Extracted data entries
+--

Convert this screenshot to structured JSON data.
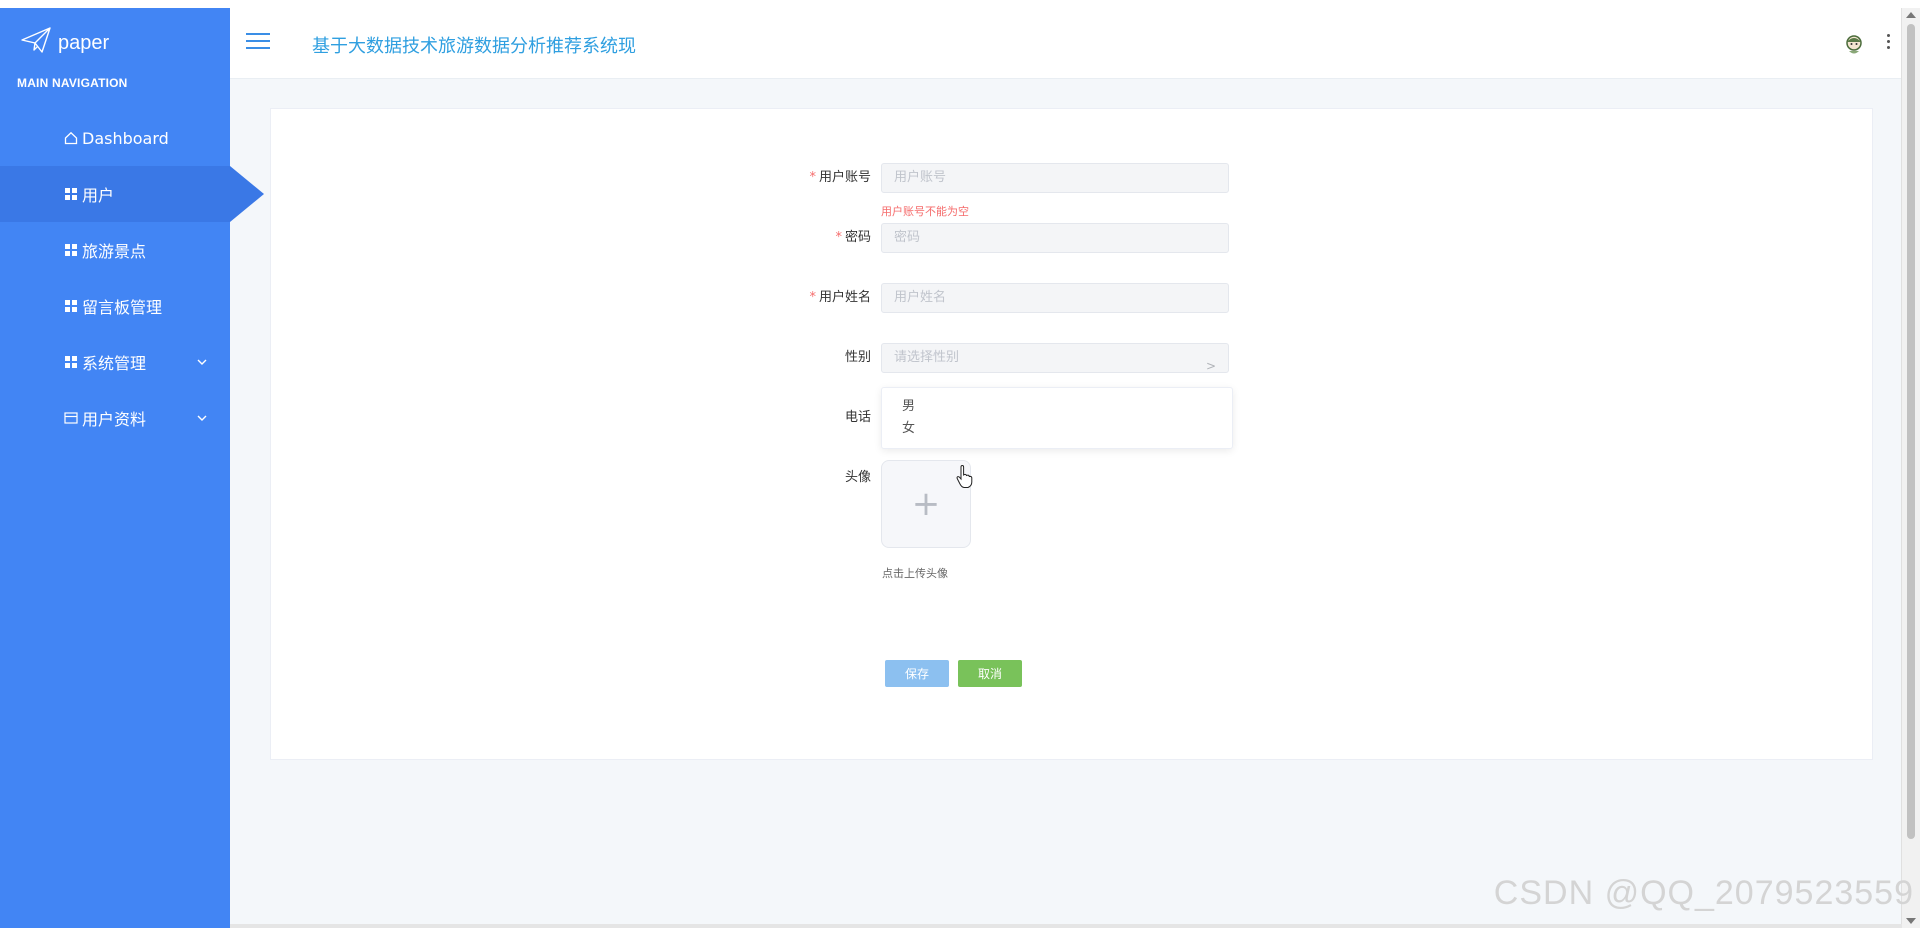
{
  "sidebar": {
    "brand": "paper",
    "nav_title": "MAIN NAVIGATION",
    "items": [
      {
        "label": "Dashboard",
        "icon": "home-icon"
      },
      {
        "label": "用户",
        "icon": "grid-icon",
        "active": true
      },
      {
        "label": "旅游景点",
        "icon": "grid-icon"
      },
      {
        "label": "留言板管理",
        "icon": "grid-icon"
      },
      {
        "label": "系统管理",
        "icon": "grid-icon",
        "has_submenu": true
      },
      {
        "label": "用户资料",
        "icon": "card-icon",
        "has_submenu": true
      }
    ]
  },
  "header": {
    "title": "基于大数据技术旅游数据分析推荐系统现"
  },
  "form": {
    "account": {
      "label": "用户账号",
      "placeholder": "用户账号",
      "required": true,
      "error": "用户账号不能为空"
    },
    "password": {
      "label": "密码",
      "placeholder": "密码",
      "required": true
    },
    "name": {
      "label": "用户姓名",
      "placeholder": "用户姓名",
      "required": true
    },
    "gender": {
      "label": "性别",
      "placeholder": "请选择性别",
      "options": [
        "男",
        "女"
      ]
    },
    "phone": {
      "label": "电话"
    },
    "avatar": {
      "label": "头像",
      "upload_symbol": "+",
      "hint": "点击上传头像"
    },
    "save_label": "保存",
    "cancel_label": "取消"
  },
  "watermark": "CSDN @QQ_2079523559",
  "colors": {
    "sidebar": "#4285f4",
    "title": "#2f9fe0",
    "error": "#f56c6c",
    "save": "#8cc0f0",
    "cancel": "#79c25a"
  }
}
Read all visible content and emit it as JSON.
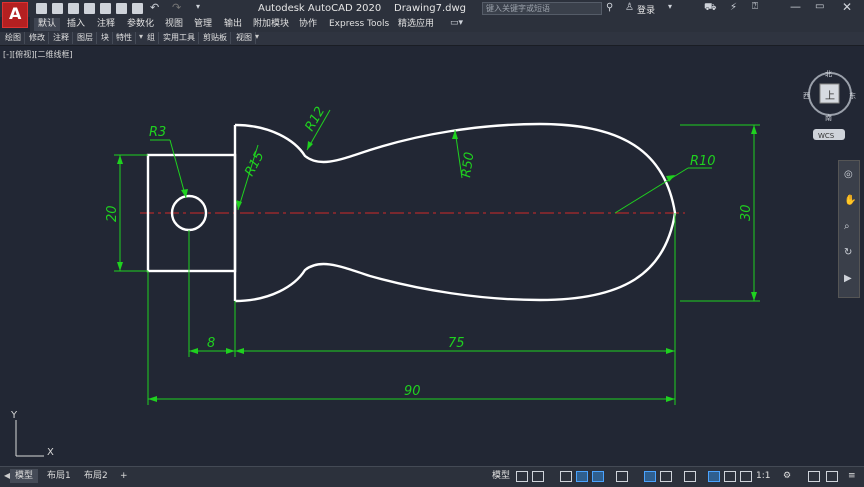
{
  "app": {
    "title": "Autodesk AutoCAD 2020",
    "file": "Drawing7.dwg",
    "logo_letter": "A"
  },
  "search": {
    "placeholder": "键入关键字或短语"
  },
  "user": {
    "login": "登录"
  },
  "tabs": [
    "默认",
    "插入",
    "注释",
    "参数化",
    "视图",
    "管理",
    "输出",
    "附加模块",
    "协作",
    "Express Tools",
    "精选应用"
  ],
  "ribbon": [
    "绘图",
    "修改",
    "注释",
    "图层",
    "块",
    "特性",
    "组",
    "实用工具",
    "剪贴板",
    "视图"
  ],
  "viewport_label": "[-][俯视][二维线框]",
  "viewcube": {
    "north": "北",
    "south": "南",
    "east": "东",
    "west": "西",
    "top": "上",
    "wcs": "WCS"
  },
  "drawing": {
    "dims": {
      "d20": "20",
      "d30": "30",
      "d8": "8",
      "d75": "75",
      "d90": "90"
    },
    "radii": {
      "r3": "R3",
      "r15": "R15",
      "r12": "R12",
      "r50": "R50",
      "r10": "R10"
    },
    "ucs": {
      "x": "X",
      "y": "Y"
    },
    "colors": {
      "object": "#ffffff",
      "dimension": "#1fd11f",
      "centerline": "#d02828",
      "background": "#222734"
    }
  },
  "layouts": [
    "模型",
    "布局1",
    "布局2",
    "+"
  ],
  "status": {
    "model": "模型",
    "scale": "1:1"
  }
}
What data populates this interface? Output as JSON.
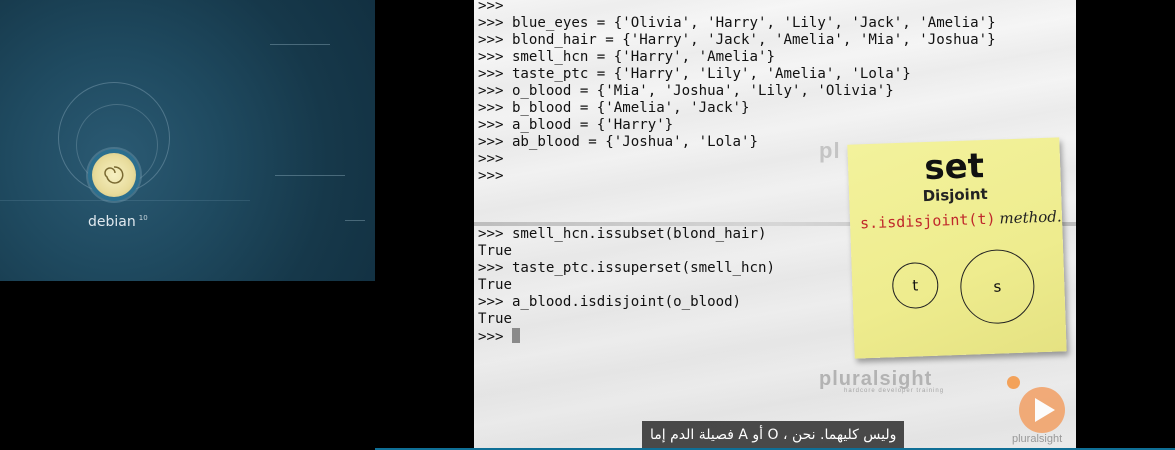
{
  "desktop": {
    "logo_label": "debian",
    "logo_version": "10"
  },
  "terminal_top": {
    "lines": [
      ">>>",
      ">>> blue_eyes = {'Olivia', 'Harry', 'Lily', 'Jack', 'Amelia'}",
      ">>> blond_hair = {'Harry', 'Jack', 'Amelia', 'Mia', 'Joshua'}",
      ">>> smell_hcn = {'Harry', 'Amelia'}",
      ">>> taste_ptc = {'Harry', 'Lily', 'Amelia', 'Lola'}",
      ">>> o_blood = {'Mia', 'Joshua', 'Lily', 'Olivia'}",
      ">>> b_blood = {'Amelia', 'Jack'}",
      ">>> a_blood = {'Harry'}",
      ">>> ab_blood = {'Joshua', 'Lola'}",
      ">>>",
      ">>>"
    ]
  },
  "terminal_bottom": {
    "lines": [
      ">>> smell_hcn.issubset(blond_hair)",
      "True",
      ">>> taste_ptc.issuperset(smell_hcn)",
      "True",
      ">>> a_blood.isdisjoint(o_blood)",
      "True"
    ],
    "prompt": ">>> "
  },
  "note": {
    "title": "set",
    "subtitle": "Disjoint",
    "method_code": "s.isdisjoint(t)",
    "method_word": "method.",
    "circle_t": "t",
    "circle_s": "s"
  },
  "watermark": {
    "top": "pl",
    "brand": "pluralsight",
    "tagline": "hardcore developer training",
    "logo_text": "pluralsight"
  },
  "subtitle": "وليس كليهما. نحن ، O أو A فصيلة الدم إما",
  "colors": {
    "method_code": "#c0282b",
    "note_bg": "#eeec8e",
    "brand_orange": "#f2a46c",
    "progress": "#0f6f96"
  }
}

+--

• [What to produce]: Look through the listing above and count the lines where the string "this" appears. Report the number only.

• [Finished exercise]: 2